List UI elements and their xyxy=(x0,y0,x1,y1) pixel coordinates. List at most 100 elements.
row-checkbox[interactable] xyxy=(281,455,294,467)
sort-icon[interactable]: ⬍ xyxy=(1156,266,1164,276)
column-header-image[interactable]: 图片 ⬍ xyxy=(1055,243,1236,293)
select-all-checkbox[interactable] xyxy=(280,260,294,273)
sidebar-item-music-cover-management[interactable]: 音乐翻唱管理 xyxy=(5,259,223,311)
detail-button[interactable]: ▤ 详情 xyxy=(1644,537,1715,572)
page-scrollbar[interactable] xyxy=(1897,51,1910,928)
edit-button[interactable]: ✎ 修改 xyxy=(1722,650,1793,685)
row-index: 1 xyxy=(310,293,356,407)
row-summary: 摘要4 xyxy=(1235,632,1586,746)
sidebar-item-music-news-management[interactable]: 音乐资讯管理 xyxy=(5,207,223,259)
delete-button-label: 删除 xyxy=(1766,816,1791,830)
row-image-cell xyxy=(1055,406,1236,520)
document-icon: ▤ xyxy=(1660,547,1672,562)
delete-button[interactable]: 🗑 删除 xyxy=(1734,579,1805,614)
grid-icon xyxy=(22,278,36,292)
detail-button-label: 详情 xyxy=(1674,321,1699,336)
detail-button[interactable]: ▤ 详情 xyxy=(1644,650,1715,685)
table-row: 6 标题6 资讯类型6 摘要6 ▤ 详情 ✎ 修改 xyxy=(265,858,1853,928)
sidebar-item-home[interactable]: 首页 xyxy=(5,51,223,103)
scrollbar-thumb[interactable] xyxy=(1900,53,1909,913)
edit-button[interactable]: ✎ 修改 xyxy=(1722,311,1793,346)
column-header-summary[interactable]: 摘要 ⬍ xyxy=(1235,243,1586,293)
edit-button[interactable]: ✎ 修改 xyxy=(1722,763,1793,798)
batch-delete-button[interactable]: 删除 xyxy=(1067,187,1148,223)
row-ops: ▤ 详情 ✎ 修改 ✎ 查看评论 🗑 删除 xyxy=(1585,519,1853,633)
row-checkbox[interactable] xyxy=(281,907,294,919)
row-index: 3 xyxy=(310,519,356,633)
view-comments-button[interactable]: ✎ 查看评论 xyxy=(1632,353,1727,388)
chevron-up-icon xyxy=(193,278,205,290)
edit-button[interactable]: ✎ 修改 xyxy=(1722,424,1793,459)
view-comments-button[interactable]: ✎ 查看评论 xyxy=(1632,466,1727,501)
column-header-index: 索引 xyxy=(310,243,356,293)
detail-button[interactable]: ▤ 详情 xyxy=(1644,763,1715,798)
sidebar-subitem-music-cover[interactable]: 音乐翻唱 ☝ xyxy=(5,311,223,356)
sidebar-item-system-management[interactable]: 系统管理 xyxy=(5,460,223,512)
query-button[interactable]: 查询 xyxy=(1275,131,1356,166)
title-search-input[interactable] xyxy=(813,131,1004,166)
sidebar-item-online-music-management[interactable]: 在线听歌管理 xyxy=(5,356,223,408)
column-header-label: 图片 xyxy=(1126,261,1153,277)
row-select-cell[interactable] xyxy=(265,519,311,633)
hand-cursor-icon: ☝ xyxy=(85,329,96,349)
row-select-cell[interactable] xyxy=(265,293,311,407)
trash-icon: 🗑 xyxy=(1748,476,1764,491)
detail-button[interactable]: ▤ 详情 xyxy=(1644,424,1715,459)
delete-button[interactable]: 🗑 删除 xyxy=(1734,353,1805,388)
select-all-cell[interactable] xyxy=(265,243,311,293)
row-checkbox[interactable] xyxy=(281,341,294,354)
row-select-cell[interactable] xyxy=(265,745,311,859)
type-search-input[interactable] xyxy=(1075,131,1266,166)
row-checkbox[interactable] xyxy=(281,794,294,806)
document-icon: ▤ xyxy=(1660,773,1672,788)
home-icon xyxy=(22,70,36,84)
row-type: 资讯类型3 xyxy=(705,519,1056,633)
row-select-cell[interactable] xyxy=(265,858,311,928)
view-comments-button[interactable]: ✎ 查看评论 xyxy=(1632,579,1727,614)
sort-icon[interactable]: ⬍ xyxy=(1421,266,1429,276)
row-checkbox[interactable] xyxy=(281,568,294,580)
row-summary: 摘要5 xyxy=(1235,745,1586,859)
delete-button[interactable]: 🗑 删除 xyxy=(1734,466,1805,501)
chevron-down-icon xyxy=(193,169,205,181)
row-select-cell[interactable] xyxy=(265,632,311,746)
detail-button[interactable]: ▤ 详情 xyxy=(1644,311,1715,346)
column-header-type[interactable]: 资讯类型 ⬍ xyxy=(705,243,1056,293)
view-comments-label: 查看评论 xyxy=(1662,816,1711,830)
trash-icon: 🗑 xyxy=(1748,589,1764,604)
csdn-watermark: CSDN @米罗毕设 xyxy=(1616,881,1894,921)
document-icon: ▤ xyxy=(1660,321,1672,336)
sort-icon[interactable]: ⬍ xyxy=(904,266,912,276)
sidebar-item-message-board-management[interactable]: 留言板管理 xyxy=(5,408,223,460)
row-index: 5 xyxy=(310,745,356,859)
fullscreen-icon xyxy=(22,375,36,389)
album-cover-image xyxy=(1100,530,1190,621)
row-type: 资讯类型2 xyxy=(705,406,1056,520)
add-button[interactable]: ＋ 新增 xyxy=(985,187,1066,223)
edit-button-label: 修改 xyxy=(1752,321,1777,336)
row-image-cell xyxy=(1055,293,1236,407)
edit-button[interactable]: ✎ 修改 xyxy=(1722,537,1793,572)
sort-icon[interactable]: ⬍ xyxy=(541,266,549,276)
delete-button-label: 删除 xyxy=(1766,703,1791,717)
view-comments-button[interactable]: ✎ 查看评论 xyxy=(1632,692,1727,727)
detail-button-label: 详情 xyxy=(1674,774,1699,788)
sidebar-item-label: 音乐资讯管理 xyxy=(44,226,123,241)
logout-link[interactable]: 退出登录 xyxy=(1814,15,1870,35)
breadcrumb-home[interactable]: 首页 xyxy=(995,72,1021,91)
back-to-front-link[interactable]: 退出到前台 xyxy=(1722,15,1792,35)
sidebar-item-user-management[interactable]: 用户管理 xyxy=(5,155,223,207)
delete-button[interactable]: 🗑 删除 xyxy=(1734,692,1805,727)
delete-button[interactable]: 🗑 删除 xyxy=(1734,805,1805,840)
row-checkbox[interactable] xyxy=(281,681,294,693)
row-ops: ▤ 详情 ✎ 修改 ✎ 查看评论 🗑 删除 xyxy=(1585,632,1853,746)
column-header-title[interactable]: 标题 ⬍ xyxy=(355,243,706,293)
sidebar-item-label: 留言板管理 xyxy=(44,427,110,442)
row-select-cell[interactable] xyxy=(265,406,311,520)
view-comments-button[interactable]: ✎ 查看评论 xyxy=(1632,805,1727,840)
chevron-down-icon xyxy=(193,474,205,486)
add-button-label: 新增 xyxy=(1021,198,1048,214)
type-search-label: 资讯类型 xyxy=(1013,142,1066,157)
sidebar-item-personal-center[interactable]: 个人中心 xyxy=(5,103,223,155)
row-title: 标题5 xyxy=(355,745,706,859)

[Set task] Reproduce the records verbatim from their first line through the line containing "column-header-image[interactable]: 图片 ⬍", including both of those lines.

[Expected answer]
List UI elements and their xyxy=(x0,y0,x1,y1) pixel coordinates. List at most 100 elements.
row-checkbox[interactable] xyxy=(281,455,294,467)
sort-icon[interactable]: ⬍ xyxy=(1156,266,1164,276)
column-header-image[interactable]: 图片 ⬍ xyxy=(1055,243,1236,293)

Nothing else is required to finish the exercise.